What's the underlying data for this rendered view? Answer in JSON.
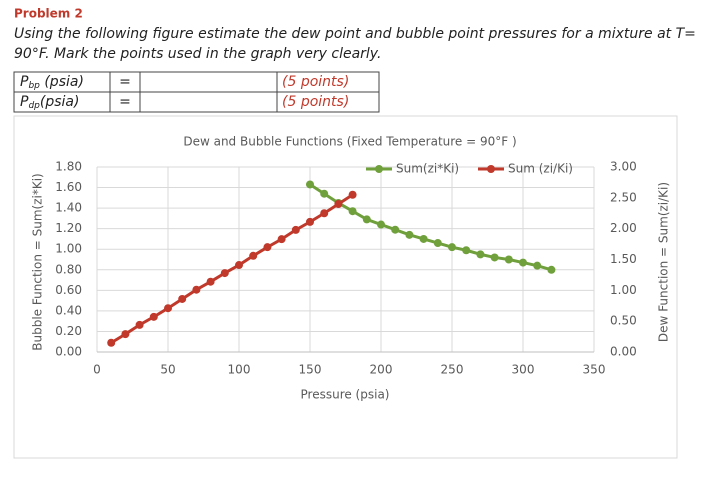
{
  "problem": {
    "title": "Problem 2",
    "lines": [
      "Using the following figure estimate the dew point and bubble point pressures for a mixture at T=",
      "90°F. Mark the points used in the graph very clearly."
    ],
    "table": {
      "rows": [
        {
          "symbol": "P",
          "sub": "bp",
          "unit": " (psia)",
          "eq": "=",
          "points": "(5 points)"
        },
        {
          "symbol": "P",
          "sub": "dp",
          "unit": "(psia)",
          "eq": "=",
          "points": "(5 points)"
        }
      ]
    }
  },
  "chart_data": {
    "type": "line",
    "title": "Dew and Bubble Functions (Fixed Temperature = 90°F )",
    "x_label": "Pressure (psia)",
    "y_label": "Bubble Function = Sum(zi*Ki)",
    "y2_label": "Dew Function = Sum(zi/Ki)",
    "xlim": [
      0,
      350
    ],
    "xticks": [
      0,
      50,
      100,
      150,
      200,
      250,
      300,
      350
    ],
    "ylim": [
      0,
      1.8
    ],
    "yticks": [
      {
        "value": 0,
        "label": "0.00"
      },
      {
        "value": 0.2,
        "label": "0.20"
      },
      {
        "value": 0.4,
        "label": "0.40"
      },
      {
        "value": 0.6,
        "label": "0.60"
      },
      {
        "value": 0.8,
        "label": "0.80"
      },
      {
        "value": 1,
        "label": "1.00"
      },
      {
        "value": 1.2,
        "label": "1.20"
      },
      {
        "value": 1.4,
        "label": "1.40"
      },
      {
        "value": 1.6,
        "label": "1.60"
      },
      {
        "value": 1.8,
        "label": "1.80"
      }
    ],
    "y2lim": [
      0,
      3
    ],
    "y2ticks": [
      {
        "value": 0,
        "label": "0.00"
      },
      {
        "value": 0.5,
        "label": "0.50"
      },
      {
        "value": 1,
        "label": "1.00"
      },
      {
        "value": 1.5,
        "label": "1.50"
      },
      {
        "value": 2,
        "label": "2.00"
      },
      {
        "value": 2.5,
        "label": "2.50"
      },
      {
        "value": 3,
        "label": "3.00"
      }
    ],
    "grid": true,
    "series": [
      {
        "name": "Sum(zi*Ki)",
        "color": "#70a03c",
        "x": [
          150,
          160,
          170,
          180,
          190,
          200,
          210,
          220,
          230,
          240,
          250,
          260,
          270,
          280,
          290,
          300,
          310,
          320
        ],
        "values": [
          1.63,
          1.54,
          1.45,
          1.37,
          1.29,
          1.24,
          1.19,
          1.14,
          1.1,
          1.06,
          1.02,
          0.99,
          0.95,
          0.92,
          0.9,
          0.87,
          0.84,
          0.8
        ]
      },
      {
        "name": "Sum (zi/Ki)",
        "color": "#c0392b",
        "axis": "y2",
        "x": [
          10,
          20,
          30,
          40,
          50,
          60,
          70,
          80,
          90,
          100,
          110,
          120,
          130,
          140,
          150,
          160,
          170,
          180
        ],
        "values": [
          0.15,
          0.29,
          0.44,
          0.57,
          0.71,
          0.86,
          1.01,
          1.14,
          1.28,
          1.41,
          1.56,
          1.7,
          1.83,
          1.98,
          2.11,
          2.25,
          2.4,
          2.55
        ]
      }
    ]
  }
}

### TO DO
Check each line of the data above for the word "title" and say how many lines contain it, giving nothing besides the number.

### SOLUTION TO THIS EXERCISE
2